[Task details] Below is a listing; reproduce each line of it exactly.

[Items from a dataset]
※

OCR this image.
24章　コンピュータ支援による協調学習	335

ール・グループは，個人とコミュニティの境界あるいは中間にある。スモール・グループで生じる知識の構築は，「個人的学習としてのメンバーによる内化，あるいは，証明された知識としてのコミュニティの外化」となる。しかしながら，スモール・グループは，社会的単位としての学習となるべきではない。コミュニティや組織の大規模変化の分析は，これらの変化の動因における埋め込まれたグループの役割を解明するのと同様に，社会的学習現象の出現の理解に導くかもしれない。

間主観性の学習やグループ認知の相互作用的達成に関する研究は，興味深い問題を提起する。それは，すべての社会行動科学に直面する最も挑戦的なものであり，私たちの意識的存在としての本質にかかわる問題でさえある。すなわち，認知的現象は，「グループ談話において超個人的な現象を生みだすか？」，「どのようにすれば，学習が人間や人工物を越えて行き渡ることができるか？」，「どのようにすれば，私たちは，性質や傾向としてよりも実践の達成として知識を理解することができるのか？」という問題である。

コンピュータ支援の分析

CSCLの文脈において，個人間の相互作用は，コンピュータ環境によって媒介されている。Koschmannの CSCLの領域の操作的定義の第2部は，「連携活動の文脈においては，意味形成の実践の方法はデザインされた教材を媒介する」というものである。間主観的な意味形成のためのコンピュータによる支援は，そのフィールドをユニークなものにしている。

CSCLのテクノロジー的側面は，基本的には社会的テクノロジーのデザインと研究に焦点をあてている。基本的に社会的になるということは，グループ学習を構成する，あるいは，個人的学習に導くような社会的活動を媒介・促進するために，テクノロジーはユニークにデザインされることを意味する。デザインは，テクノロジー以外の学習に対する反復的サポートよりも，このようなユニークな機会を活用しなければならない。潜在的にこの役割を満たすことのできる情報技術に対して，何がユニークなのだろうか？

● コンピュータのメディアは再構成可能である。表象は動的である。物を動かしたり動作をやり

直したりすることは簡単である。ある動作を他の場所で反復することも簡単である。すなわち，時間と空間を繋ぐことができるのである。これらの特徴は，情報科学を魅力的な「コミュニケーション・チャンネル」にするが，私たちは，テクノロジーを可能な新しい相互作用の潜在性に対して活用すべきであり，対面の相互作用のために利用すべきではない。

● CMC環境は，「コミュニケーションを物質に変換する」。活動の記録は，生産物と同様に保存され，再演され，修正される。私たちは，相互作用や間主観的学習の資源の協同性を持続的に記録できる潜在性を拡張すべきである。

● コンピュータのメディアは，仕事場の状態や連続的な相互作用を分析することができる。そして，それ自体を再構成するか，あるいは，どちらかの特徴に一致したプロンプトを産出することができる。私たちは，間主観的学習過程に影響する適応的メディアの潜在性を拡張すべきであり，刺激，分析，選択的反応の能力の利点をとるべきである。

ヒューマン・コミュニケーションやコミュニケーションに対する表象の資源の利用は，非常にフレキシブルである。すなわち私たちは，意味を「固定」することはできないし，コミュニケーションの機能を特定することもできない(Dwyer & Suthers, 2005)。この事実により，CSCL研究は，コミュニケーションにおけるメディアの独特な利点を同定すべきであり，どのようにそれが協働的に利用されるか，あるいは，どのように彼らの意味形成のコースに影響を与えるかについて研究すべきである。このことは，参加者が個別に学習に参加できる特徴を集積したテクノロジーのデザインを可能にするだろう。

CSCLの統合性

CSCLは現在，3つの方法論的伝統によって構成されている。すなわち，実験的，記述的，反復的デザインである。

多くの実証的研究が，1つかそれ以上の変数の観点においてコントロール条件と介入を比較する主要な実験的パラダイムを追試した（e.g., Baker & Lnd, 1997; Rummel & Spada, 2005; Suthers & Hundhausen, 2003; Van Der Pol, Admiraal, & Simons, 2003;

※

[Solution to the exercise]
OCR this image.
24章　コンピュータ支援による協調学習	335

ール・グループは，個人とコミュニティの境界あるいは中間にある。スモール・グループで生じる知識の構築は，「個人的学習としてのメンバーによる内化，あるいは，証明された知識としてのコミュニティの外化」となる。しかしながら，スモール・グループは，社会的単位としての学習となるべきではない。コミュニティや組織の大規模変化の分析は，これらの変化の動因における埋め込まれたグループの役割を解明するのと同様に，社会的学習現象の出現の理解に導くかもしれない。

間主観性の学習やグループ認知の相互作用的達成に関する研究は，興味深い問題を提起する。それは，すべての社会行動科学に直面する最も挑戦的なものであり，私たちの意識的存在としての本質にかかわる問題でさえある。すなわち，認知的現象は，「グループ談話において超個人的な現象を生みだすか？」，「どのようにすれば，学習が人間や人工物を越えて行き渡ることができるか？」，「どのようにすれば，私たちは，性質や傾向としてよりも実践の達成として知識を理解することができるのか？」という問題である。

コンピュータ支援の分析

CSCLの文脈において，個人間の相互作用は，コンピュータ環境によって媒介されている。Koschmannの CSCLの領域の操作的定義の第2部は，「連携活動の文脈においては，意味形成の実践の方法はデザインされた教材を媒介する」というものである。間主観的な意味形成のためのコンピュータによる支援は，そのフィールドをユニークなものにしている。

CSCLのテクノロジー的側面は，基本的には社会的テクノロジーのデザインと研究に焦点をあてている。基本的に社会的になるということは，グループ学習を構成する，あるいは，個人的学習に導くような社会的活動を媒介・促進するために，テクノロジーはユニークにデザインされることを意味する。デザインは，テクノロジー以外の学習に対する反復的サポートよりも，このようなユニークな機会を活用しなければならない。潜在的にこの役割を満たすことのできる情報技術に対して，何がユニークなのだろうか？

● コンピュータのメディアは再構成可能である。表象は動的である。物を動かしたり動作をやり

直したりすることは簡単である。ある動作を他の場所で反復することも簡単である。すなわち，時間と空間を繋ぐことができるのである。これらの特徴は，情報科学を魅力的な「コミュニケーション・チャンネル」にするが，私たちは，テクノロジーを可能な新しい相互作用の潜在性に対して活用すべきであり，対面の相互作用のために利用すべきではない。

● CMC環境は，「コミュニケーションを物質に変換する」。活動の記録は，生産物と同様に保存され，再演され，修正される。私たちは，相互作用や間主観的学習の資源の協同性を持続的に記録できる潜在性を拡張すべきである。

● コンピュータのメディアは，仕事場の状態や連続的な相互作用を分析することができる。そして，それ自体を再構成するか，あるいは，どちらかの特徴に一致したプロンプトを産出することができる。私たちは，間主観的学習過程に影響する適応的メディアの潜在性を拡張すべきであり，刺激，分析，選択的反応の能力の利点をとるべきである。

ヒューマン・コミュニケーションやコミュニケーションに対する表象の資源の利用は，非常にフレキシブルである。すなわち私たちは，意味を「固定」することはできないし，コミュニケーションの機能を特定することもできない(Dwyer & Suthers, 2005)。この事実により，CSCL研究は，コミュニケーションにおけるメディアの独特な利点を同定すべきであり，どのようにそれが協働的に利用されるか，あるいは，どのように彼らの意味形成のコースに影響を与えるかについて研究すべきである。このことは，参加者が個別に学習に参加できる特徴を集積したテクノロジーのデザインを可能にするだろう。

CSCLの統合性

CSCLは現在，3つの方法論的伝統によって構成されている。すなわち，実験的，記述的，反復的デザインである。

多くの実証的研究が，1つかそれ以上の変数の観点においてコントロール条件と介入を比較する主要な実験的パラダイムを追試した（e.g., Baker & Lnd, 1997; Rummel & Spada, 2005; Suthers & Hundhausen, 2003; Van Der Pol, Admiraal, & Simons, 2003;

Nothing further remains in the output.